All records must be quoted exactly. Omit the pictures.

● ● ● ●

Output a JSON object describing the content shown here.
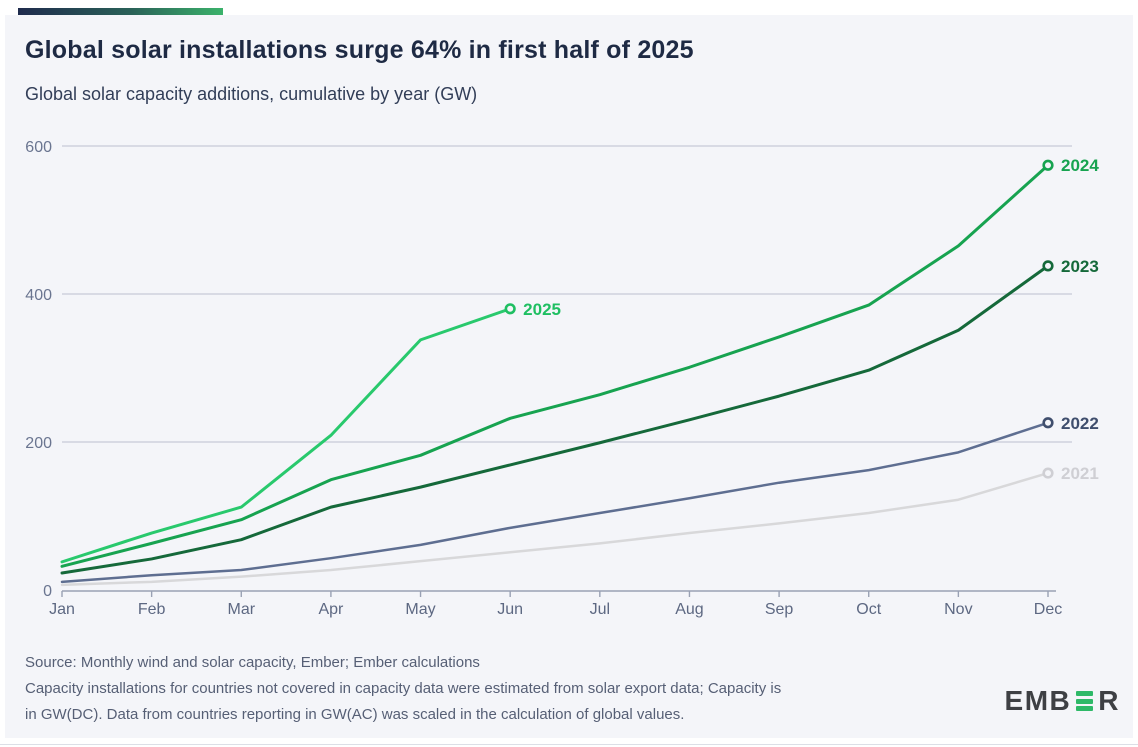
{
  "header": {
    "title": "Global solar installations surge 64% in first half of 2025",
    "subtitle": "Global solar capacity additions, cumulative by year (GW)"
  },
  "footer": {
    "lines": [
      "Source: Monthly wind and solar capacity, Ember; Ember calculations",
      "Capacity installations for countries not covered in capacity data were estimated from solar export data; Capacity is",
      "in GW(DC). Data from countries reporting in GW(AC) was scaled in the calculation of global values."
    ]
  },
  "logo": {
    "name": "EMBER",
    "prefix": "EMB",
    "suffix": "R",
    "green": "#2eb968",
    "charcoal": "#3e4044"
  },
  "colors": {
    "accent_gradient_start": "#1f2b4d",
    "accent_gradient_end": "#3bb26b",
    "panel_background": "#f4f5f9",
    "title_text": "#1e2a44",
    "grid_line": "#c6cbd8",
    "axis_line": "#99a1b4",
    "axis_label": "#5d6882"
  },
  "chart_data": {
    "type": "line",
    "title": "Global solar installations surge 64% in first half of 2025",
    "subtitle": "Global solar capacity additions, cumulative by year (GW)",
    "unit": "GW",
    "categories": [
      "Jan",
      "Feb",
      "Mar",
      "Apr",
      "May",
      "Jun",
      "Jul",
      "Aug",
      "Sep",
      "Oct",
      "Nov",
      "Dec"
    ],
    "ylim": [
      0,
      600
    ],
    "yticks": [
      0,
      200,
      400,
      600
    ],
    "grid": true,
    "legend_position": "end-of-line-labels",
    "series": [
      {
        "name": "2021",
        "color": "#d8d8da",
        "label_color": "#cfcfd4",
        "stroke_width": 2.5,
        "values": [
          7,
          11,
          18,
          27,
          39,
          51,
          63,
          77,
          90,
          104,
          122,
          158
        ]
      },
      {
        "name": "2022",
        "color": "#5e6e91",
        "label_color": "#3f4e6d",
        "stroke_width": 2.5,
        "values": [
          11,
          20,
          27,
          43,
          61,
          84,
          104,
          124,
          145,
          162,
          186,
          226
        ]
      },
      {
        "name": "2023",
        "color": "#15693a",
        "label_color": "#15693a",
        "stroke_width": 3,
        "values": [
          23,
          42,
          68,
          112,
          139,
          169,
          199,
          230,
          262,
          297,
          351,
          438
        ]
      },
      {
        "name": "2024",
        "color": "#17a350",
        "label_color": "#17a350",
        "stroke_width": 3,
        "values": [
          32,
          63,
          95,
          149,
          182,
          232,
          264,
          301,
          342,
          385,
          465,
          574
        ]
      },
      {
        "name": "2025",
        "color": "#29c96d",
        "label_color": "#1fbf62",
        "stroke_width": 3,
        "values": [
          38,
          77,
          112,
          209,
          338,
          380
        ]
      }
    ]
  }
}
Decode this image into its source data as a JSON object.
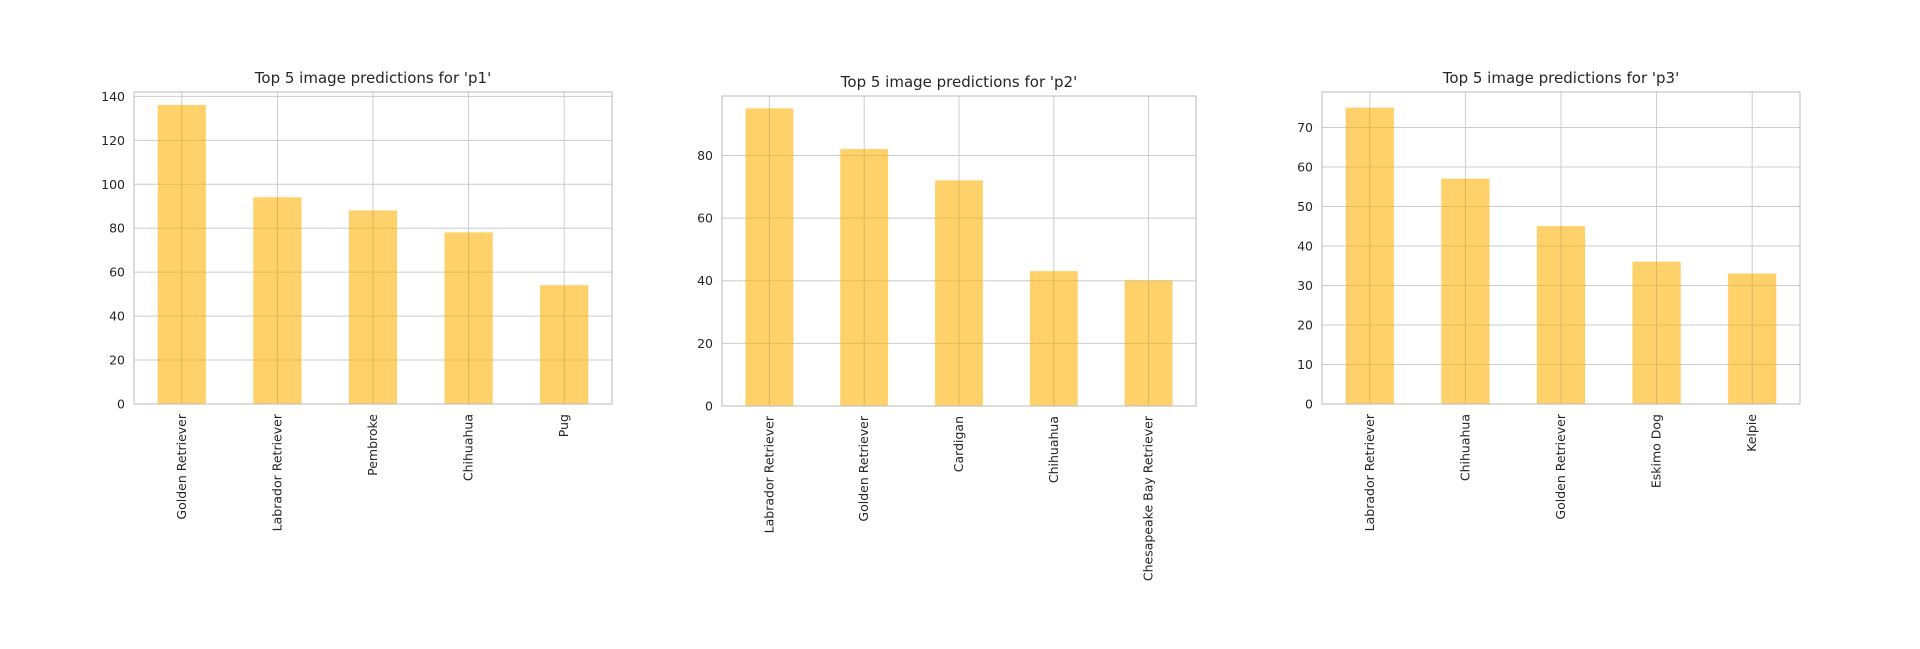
{
  "style": {
    "bar_color": "#ffb000"
  },
  "chart_data": [
    {
      "type": "bar",
      "title": "Top 5 image predictions for 'p1'",
      "categories": [
        "Golden Retriever",
        "Labrador Retriever",
        "Pembroke",
        "Chihuahua",
        "Pug"
      ],
      "values": [
        136,
        94,
        88,
        78,
        54
      ],
      "ylim": [
        0,
        142
      ],
      "yticks": [
        0,
        20,
        40,
        60,
        80,
        100,
        120,
        140
      ],
      "grid": true,
      "xlabel": "",
      "ylabel": ""
    },
    {
      "type": "bar",
      "title": "Top 5 image predictions for 'p2'",
      "categories": [
        "Labrador Retriever",
        "Golden Retriever",
        "Cardigan",
        "Chihuahua",
        "Chesapeake Bay Retriever"
      ],
      "values": [
        95,
        82,
        72,
        43,
        40
      ],
      "ylim": [
        0,
        99
      ],
      "yticks": [
        0,
        20,
        40,
        60,
        80
      ],
      "grid": true,
      "xlabel": "",
      "ylabel": ""
    },
    {
      "type": "bar",
      "title": "Top 5 image predictions for 'p3'",
      "categories": [
        "Labrador Retriever",
        "Chihuahua",
        "Golden Retriever",
        "Eskimo Dog",
        "Kelpie"
      ],
      "values": [
        75,
        57,
        45,
        36,
        33
      ],
      "ylim": [
        0,
        79
      ],
      "yticks": [
        0,
        10,
        20,
        30,
        40,
        50,
        60,
        70
      ],
      "grid": true,
      "xlabel": "",
      "ylabel": ""
    }
  ]
}
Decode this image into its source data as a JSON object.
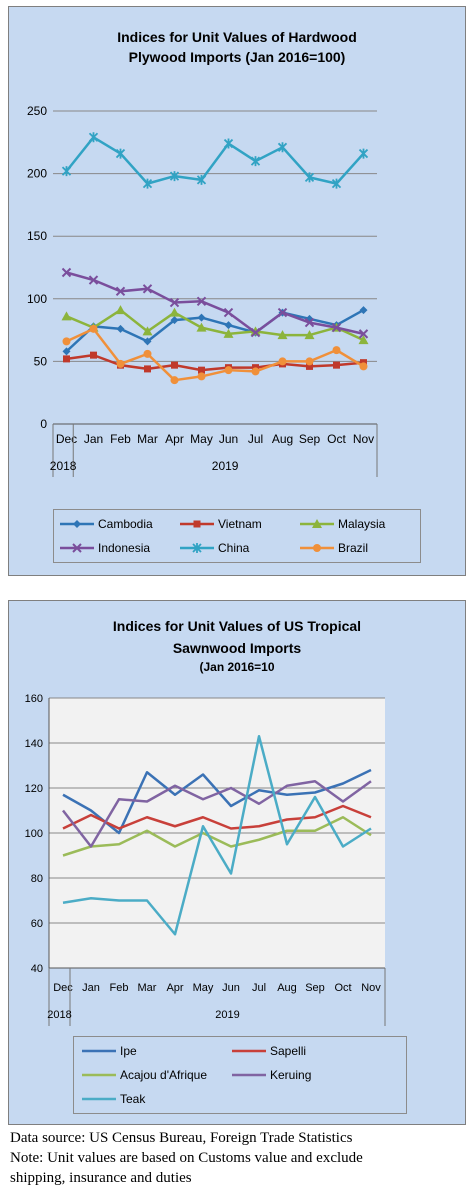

● ● ● ●

## Response for this exercise
Output a JSON object describing the content shown here.
{
  "header": {
    "title": "Global solar installations surge 64% in first half of 2025",
    "subtitle": "Global solar capacity additions, cumulative by year (GW)"
  },
  "footer": {
    "lines": [
      "Source: Monthly wind and solar capacity, Ember; Ember calculations",
      "Capacity installations for countries not covered in capacity data were estimated from solar export data; Capacity is",
      "in GW(DC). Data from countries reporting in GW(AC) was scaled in the calculation of global values."
    ]
  },
  "logo": {
    "name": "EMBER",
    "prefix": "EMB",
    "suffix": "R",
    "green": "#2eb968",
    "charcoal": "#3e4044"
  },
  "colors": {
    "accent_gradient_start": "#1f2b4d",
    "accent_gradient_end": "#3bb26b",
    "panel_background": "#f4f5f9",
    "title_text": "#1e2a44",
    "grid_line": "#c6cbd8",
    "axis_line": "#99a1b4",
    "axis_label": "#5d6882"
  },
  "chart_data": {
    "type": "line",
    "title": "Global solar installations surge 64% in first half of 2025",
    "subtitle": "Global solar capacity additions, cumulative by year (GW)",
    "unit": "GW",
    "categories": [
      "Jan",
      "Feb",
      "Mar",
      "Apr",
      "May",
      "Jun",
      "Jul",
      "Aug",
      "Sep",
      "Oct",
      "Nov",
      "Dec"
    ],
    "ylim": [
      0,
      600
    ],
    "yticks": [
      0,
      200,
      400,
      600
    ],
    "grid": true,
    "legend_position": "end-of-line-labels",
    "series": [
      {
        "name": "2021",
        "color": "#d8d8da",
        "label_color": "#cfcfd4",
        "stroke_width": 2.5,
        "values": [
          7,
          11,
          18,
          27,
          39,
          51,
          63,
          77,
          90,
          104,
          122,
          158
        ]
      },
      {
        "name": "2022",
        "color": "#5e6e91",
        "label_color": "#3f4e6d",
        "stroke_width": 2.5,
        "values": [
          11,
          20,
          27,
          43,
          61,
          84,
          104,
          124,
          145,
          162,
          186,
          226
        ]
      },
      {
        "name": "2023",
        "color": "#15693a",
        "label_color": "#15693a",
        "stroke_width": 3,
        "values": [
          23,
          42,
          68,
          112,
          139,
          169,
          199,
          230,
          262,
          297,
          351,
          438
        ]
      },
      {
        "name": "2024",
        "color": "#17a350",
        "label_color": "#17a350",
        "stroke_width": 3,
        "values": [
          32,
          63,
          95,
          149,
          182,
          232,
          264,
          301,
          342,
          385,
          465,
          574
        ]
      },
      {
        "name": "2025",
        "color": "#29c96d",
        "label_color": "#1fbf62",
        "stroke_width": 3,
        "values": [
          38,
          77,
          112,
          209,
          338,
          380
        ]
      }
    ]
  }
}
Decode this image into its source data as a JSON object.
{
  "style": {
    "bar_color": "#ffb000"
  },
  "chart_data": [
    {
      "type": "bar",
      "title": "Top 5 image predictions for 'p1'",
      "categories": [
        "Golden Retriever",
        "Labrador Retriever",
        "Pembroke",
        "Chihuahua",
        "Pug"
      ],
      "values": [
        136,
        94,
        88,
        78,
        54
      ],
      "ylim": [
        0,
        142
      ],
      "yticks": [
        0,
        20,
        40,
        60,
        80,
        100,
        120,
        140
      ],
      "grid": true,
      "xlabel": "",
      "ylabel": ""
    },
    {
      "type": "bar",
      "title": "Top 5 image predictions for 'p2'",
      "categories": [
        "Labrador Retriever",
        "Golden Retriever",
        "Cardigan",
        "Chihuahua",
        "Chesapeake Bay Retriever"
      ],
      "values": [
        95,
        82,
        72,
        43,
        40
      ],
      "ylim": [
        0,
        99
      ],
      "yticks": [
        0,
        20,
        40,
        60,
        80
      ],
      "grid": true,
      "xlabel": "",
      "ylabel": ""
    },
    {
      "type": "bar",
      "title": "Top 5 image predictions for 'p3'",
      "categories": [
        "Labrador Retriever",
        "Chihuahua",
        "Golden Retriever",
        "Eskimo Dog",
        "Kelpie"
      ],
      "values": [
        75,
        57,
        45,
        36,
        33
      ],
      "ylim": [
        0,
        79
      ],
      "yticks": [
        0,
        10,
        20,
        30,
        40,
        50,
        60,
        70
      ],
      "grid": true,
      "xlabel": "",
      "ylabel": ""
    }
  ]
}
Decode this image into its source data as a JSON object.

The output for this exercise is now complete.